*The exercise:* Every line containing the word "this" needs to be found and copied.
* Begin Information provided *
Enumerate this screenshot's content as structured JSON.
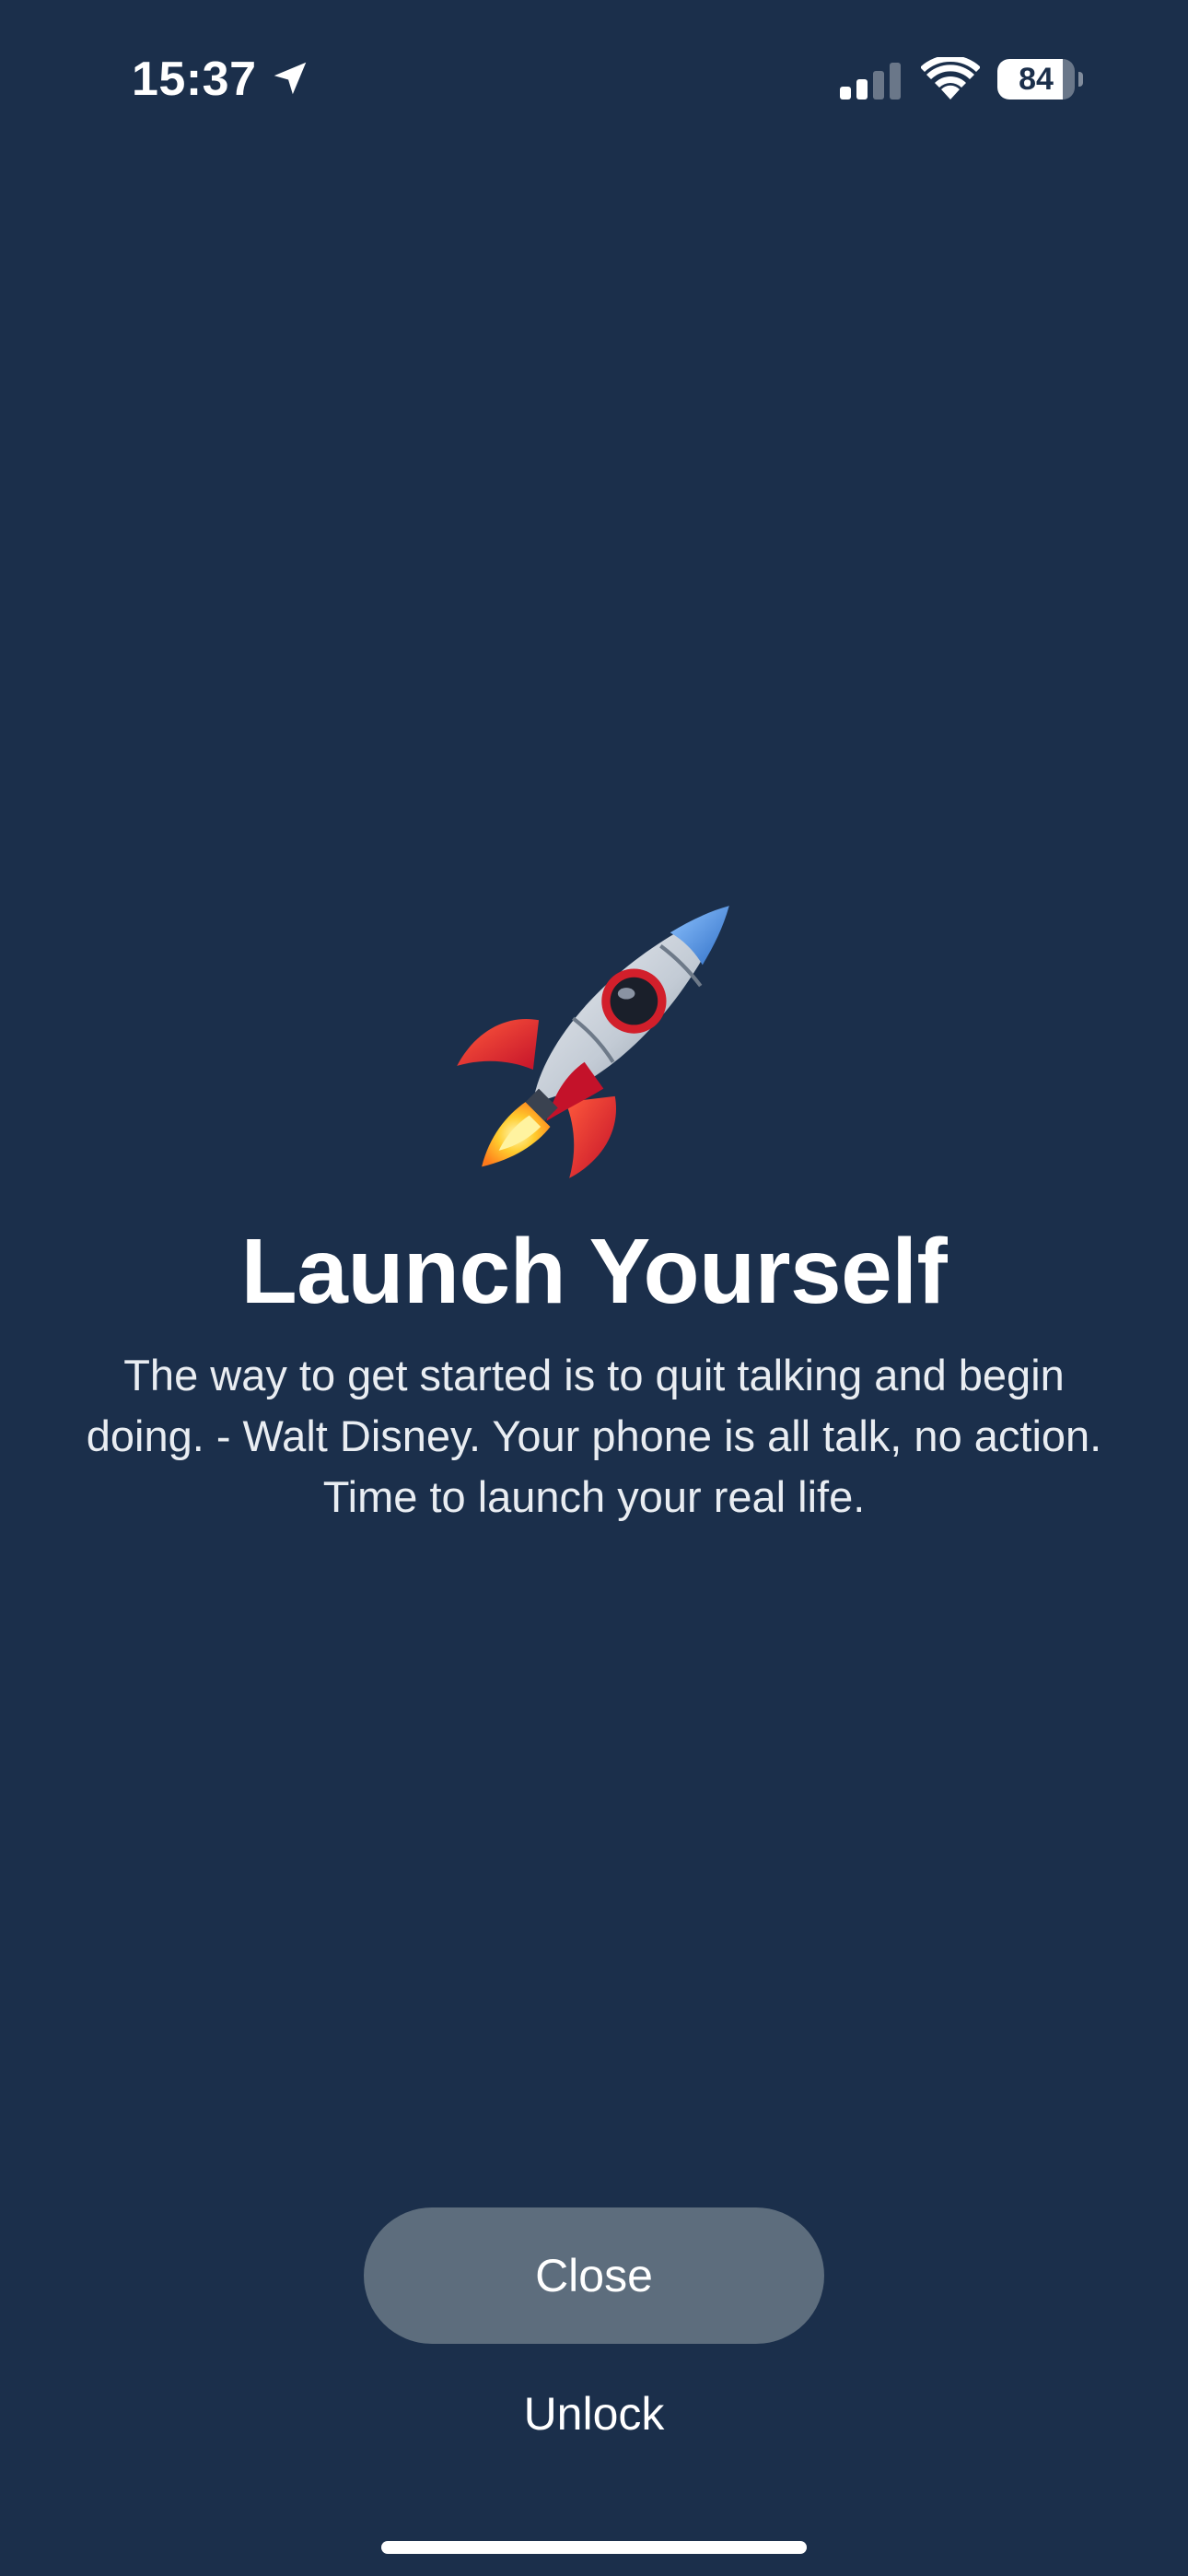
{
  "status_bar": {
    "time": "15:37",
    "location_icon": "location-arrow-icon",
    "signal_icon": "cellular-signal-icon",
    "wifi_icon": "wifi-icon",
    "battery_level": "84",
    "battery_fraction": 0.84
  },
  "hero": {
    "icon": "rocket-icon",
    "title": "Launch Yourself",
    "quote": "The way to get started is to quit talking and begin doing. - Walt Disney. Your phone is all talk, no action. Time to launch your real life."
  },
  "actions": {
    "close_label": "Close",
    "unlock_label": "Unlock"
  },
  "colors": {
    "background": "#1b2f4b",
    "close_button": "#5d6d7d",
    "text": "#ffffff"
  }
}
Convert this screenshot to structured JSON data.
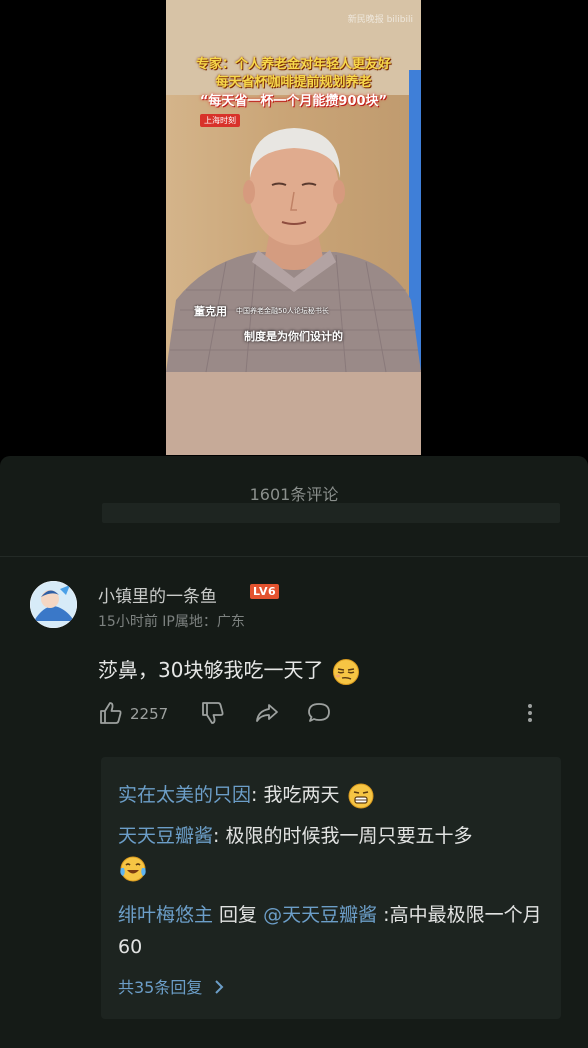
{
  "video": {
    "watermark": "新民晚报 bilibili",
    "headline_line1": "专家：个人养老金对年轻人更友好",
    "headline_line2": "每天省杯咖啡提前规划养老",
    "headline_line3": "“每天省一杯一个月能攒900块”",
    "source_badge": "上海时刻",
    "speaker_name": "董克用",
    "speaker_title": "中国养老金融50人论坛秘书长",
    "subtitle": "制度是为你们设计的"
  },
  "comments": {
    "count_label": "1601条评论",
    "main": {
      "username": "小镇里的一条鱼",
      "level_badge": "LV6",
      "meta": "15小时前  IP属地：广东",
      "text": "莎鼻，30块够我吃一天了",
      "emoji": "smug-face-emoji",
      "like_count": "2257"
    },
    "replies": [
      {
        "name": "实在太美的只因",
        "sep": ": ",
        "text": "我吃两天",
        "emoji": "grimace-emoji"
      },
      {
        "name": "天天豆瓣酱",
        "sep": ": ",
        "text": "极限的时候我一周只要五十多",
        "emoji": "crying-laugh-emoji"
      },
      {
        "name": "绯叶梅悠主",
        "reply_word": " 回复 ",
        "mention": "@天天豆瓣酱",
        "text": " :高中最极限一个月60"
      }
    ],
    "more_label": "共35条回复",
    "colors": {
      "link": "#6c9ec8",
      "panel_bg": "#151b17",
      "reply_bg": "#1d2420"
    }
  }
}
* End Information provided *
*Full output:*
Enumerate this screenshot's content as structured JSON.
Convert this screenshot to structured JSON data.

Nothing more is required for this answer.